# Selected text
- Born: Roger Bellion 3 December 1914 Levallois-Perret
- Died: 27 October 1986 (aged 71) Châtillon-sous-Bagneux
- Occupations: Writer Poet

= Roger Rabiniaux =

French writer and poet (1914–1986)

Roger Rabiniaux (3 December 1914 – 27 October 1986) was a French writer and poet.

== Biography ==
Rabiniaud was a pupil at the lycée of Fontainebleau and at Lycée Lakanal of Sceaux, Hauts-de-Seine.

A teacher after having studied literature and law, then public works official (1940–1942), he was an editor in the Office of the Secretary of State for Communications Jean Berthelot. He engaged into the Résistance
and entered the prefectural administration of Vichy France in 1942.

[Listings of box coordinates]

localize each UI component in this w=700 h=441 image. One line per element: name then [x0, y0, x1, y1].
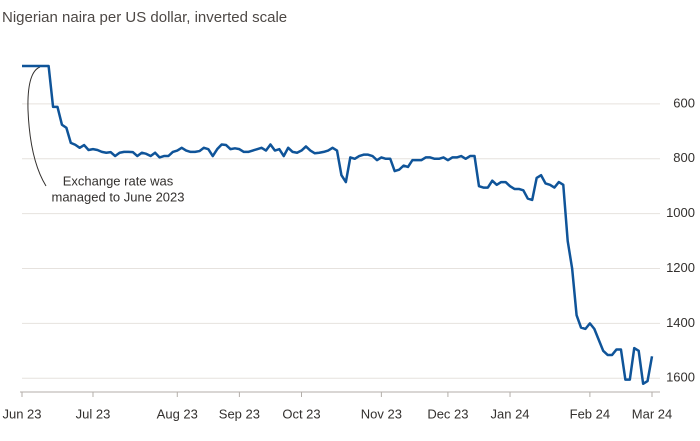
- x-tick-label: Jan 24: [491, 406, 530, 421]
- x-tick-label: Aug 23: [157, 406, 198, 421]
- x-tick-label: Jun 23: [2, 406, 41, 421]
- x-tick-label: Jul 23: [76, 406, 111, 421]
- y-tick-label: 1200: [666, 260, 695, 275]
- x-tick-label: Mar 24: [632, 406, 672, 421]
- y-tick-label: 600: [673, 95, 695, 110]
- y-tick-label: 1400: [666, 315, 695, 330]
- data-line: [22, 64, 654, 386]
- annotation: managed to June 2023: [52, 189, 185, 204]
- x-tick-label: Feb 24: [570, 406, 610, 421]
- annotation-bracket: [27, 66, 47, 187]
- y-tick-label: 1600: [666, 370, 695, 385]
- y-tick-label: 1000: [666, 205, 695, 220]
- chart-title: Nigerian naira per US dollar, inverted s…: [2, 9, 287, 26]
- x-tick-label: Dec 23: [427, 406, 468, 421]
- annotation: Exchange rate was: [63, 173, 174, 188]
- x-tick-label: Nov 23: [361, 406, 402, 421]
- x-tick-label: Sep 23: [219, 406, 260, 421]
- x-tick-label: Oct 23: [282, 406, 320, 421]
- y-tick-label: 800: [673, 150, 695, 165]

# What this task involves
Write the next few sentences of the Roger Rabiniaux biography, picking up after its last sentence.

# Reply
He published poems in various literary magazines before publishing the five volumes of Un jeune homme des années trente - including Le Soleil des dortoirs - and manifested himself brilliantly in 1951 by publishing L'Honneur de Pédonzigue, a book sponsored by Maurice Nadeau, Jean Paulhan and Raymond Queneau.

He was a member of the Académie de l'humour, the Académie Rabelais, laureate of the Prix Guillaume Apollinaire for Les Faubourgs du ciel (1942), of the Prix Courteline for Les Enragées de Cornebourg (1957), and the Prix Sainte-Beuve for Le Soleil des dortoirs (1965).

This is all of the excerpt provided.